(Stored data)

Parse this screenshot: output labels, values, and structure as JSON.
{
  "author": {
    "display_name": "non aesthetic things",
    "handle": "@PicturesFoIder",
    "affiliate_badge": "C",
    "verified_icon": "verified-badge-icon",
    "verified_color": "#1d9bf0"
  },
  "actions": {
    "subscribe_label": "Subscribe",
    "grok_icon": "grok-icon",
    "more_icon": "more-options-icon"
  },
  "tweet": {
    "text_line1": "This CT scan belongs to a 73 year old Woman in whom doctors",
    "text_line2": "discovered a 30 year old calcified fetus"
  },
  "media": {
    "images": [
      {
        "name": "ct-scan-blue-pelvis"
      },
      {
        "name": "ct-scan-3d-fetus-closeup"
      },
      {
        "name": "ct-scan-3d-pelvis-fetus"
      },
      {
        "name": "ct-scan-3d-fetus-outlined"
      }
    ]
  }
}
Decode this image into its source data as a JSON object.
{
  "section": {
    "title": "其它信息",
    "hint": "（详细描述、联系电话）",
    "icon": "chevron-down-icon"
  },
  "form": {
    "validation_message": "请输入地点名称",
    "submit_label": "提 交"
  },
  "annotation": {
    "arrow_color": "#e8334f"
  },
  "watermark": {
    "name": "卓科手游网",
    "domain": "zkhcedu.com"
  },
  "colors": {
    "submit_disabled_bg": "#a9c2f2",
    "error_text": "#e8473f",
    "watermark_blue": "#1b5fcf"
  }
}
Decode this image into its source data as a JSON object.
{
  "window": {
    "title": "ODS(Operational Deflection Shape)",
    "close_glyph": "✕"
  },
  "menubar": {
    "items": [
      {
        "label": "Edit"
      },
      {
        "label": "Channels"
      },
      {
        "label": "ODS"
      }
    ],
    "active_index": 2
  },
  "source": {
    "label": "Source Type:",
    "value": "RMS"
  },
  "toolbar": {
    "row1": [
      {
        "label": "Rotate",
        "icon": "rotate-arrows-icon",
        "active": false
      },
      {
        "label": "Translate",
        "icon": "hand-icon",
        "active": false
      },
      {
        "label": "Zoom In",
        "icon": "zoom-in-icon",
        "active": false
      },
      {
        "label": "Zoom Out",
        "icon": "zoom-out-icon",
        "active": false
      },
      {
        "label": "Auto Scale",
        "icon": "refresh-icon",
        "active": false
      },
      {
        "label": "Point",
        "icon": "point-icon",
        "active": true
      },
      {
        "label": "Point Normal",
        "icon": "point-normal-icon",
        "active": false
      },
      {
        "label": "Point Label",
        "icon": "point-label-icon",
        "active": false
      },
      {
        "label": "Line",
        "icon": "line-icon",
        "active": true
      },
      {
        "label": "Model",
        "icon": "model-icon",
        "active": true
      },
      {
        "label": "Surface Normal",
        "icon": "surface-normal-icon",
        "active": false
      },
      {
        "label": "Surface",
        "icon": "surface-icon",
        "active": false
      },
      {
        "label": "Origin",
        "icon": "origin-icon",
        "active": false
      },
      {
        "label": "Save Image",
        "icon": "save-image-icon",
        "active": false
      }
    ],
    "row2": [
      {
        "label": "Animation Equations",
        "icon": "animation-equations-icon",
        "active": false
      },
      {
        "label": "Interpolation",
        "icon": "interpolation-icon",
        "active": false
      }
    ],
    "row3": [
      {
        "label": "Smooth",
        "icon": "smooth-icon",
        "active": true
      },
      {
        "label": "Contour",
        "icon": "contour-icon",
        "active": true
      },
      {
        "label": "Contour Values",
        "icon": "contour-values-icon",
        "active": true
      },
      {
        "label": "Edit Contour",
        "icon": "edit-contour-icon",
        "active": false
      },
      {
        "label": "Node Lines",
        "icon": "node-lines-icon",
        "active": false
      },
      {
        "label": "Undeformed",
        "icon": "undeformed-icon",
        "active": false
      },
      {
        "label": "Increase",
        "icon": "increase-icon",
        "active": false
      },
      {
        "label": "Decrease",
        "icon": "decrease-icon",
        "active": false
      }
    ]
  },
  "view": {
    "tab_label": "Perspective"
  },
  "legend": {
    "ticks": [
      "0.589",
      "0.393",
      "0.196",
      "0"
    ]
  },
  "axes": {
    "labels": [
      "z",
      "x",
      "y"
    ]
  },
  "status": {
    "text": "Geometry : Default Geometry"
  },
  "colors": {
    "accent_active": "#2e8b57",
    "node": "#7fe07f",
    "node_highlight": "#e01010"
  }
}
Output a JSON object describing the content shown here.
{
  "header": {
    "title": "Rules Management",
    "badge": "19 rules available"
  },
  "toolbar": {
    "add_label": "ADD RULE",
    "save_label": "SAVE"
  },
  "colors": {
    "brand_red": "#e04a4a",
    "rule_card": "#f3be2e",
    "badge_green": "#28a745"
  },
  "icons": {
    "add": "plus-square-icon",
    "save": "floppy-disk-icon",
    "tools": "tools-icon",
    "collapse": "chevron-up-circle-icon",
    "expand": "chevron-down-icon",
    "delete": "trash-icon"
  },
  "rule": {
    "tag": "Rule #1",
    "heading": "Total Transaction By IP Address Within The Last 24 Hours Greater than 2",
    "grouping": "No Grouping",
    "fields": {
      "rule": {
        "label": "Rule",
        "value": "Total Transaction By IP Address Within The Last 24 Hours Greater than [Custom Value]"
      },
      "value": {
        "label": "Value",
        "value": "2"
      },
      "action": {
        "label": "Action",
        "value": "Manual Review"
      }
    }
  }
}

### WHAT THE TASK ASKS
Exactly reproduce the lines that run from the line with "Output a JSON" through the last line of the records, inclusive.

### COMPLETED TASK
Output a JSON object describing the content shown here.
{
  "header": {
    "title": "Rules Management",
    "badge": "19 rules available"
  },
  "toolbar": {
    "add_label": "ADD RULE",
    "save_label": "SAVE"
  },
  "colors": {
    "brand_red": "#e04a4a",
    "rule_card": "#f3be2e",
    "badge_green": "#28a745"
  },
  "icons": {
    "add": "plus-square-icon",
    "save": "floppy-disk-icon",
    "tools": "tools-icon",
    "collapse": "chevron-up-circle-icon",
    "expand": "chevron-down-icon",
    "delete": "trash-icon"
  },
  "rule": {
    "tag": "Rule #1",
    "heading": "Total Transaction By IP Address Within The Last 24 Hours Greater than 2",
    "grouping": "No Grouping",
    "fields": {
      "rule": {
        "label": "Rule",
        "value": "Total Transaction By IP Address Within The Last 24 Hours Greater than [Custom Value]"
      },
      "value": {
        "label": "Value",
        "value": "2"
      },
      "action": {
        "label": "Action",
        "value": "Manual Review"
      }
    }
  }
}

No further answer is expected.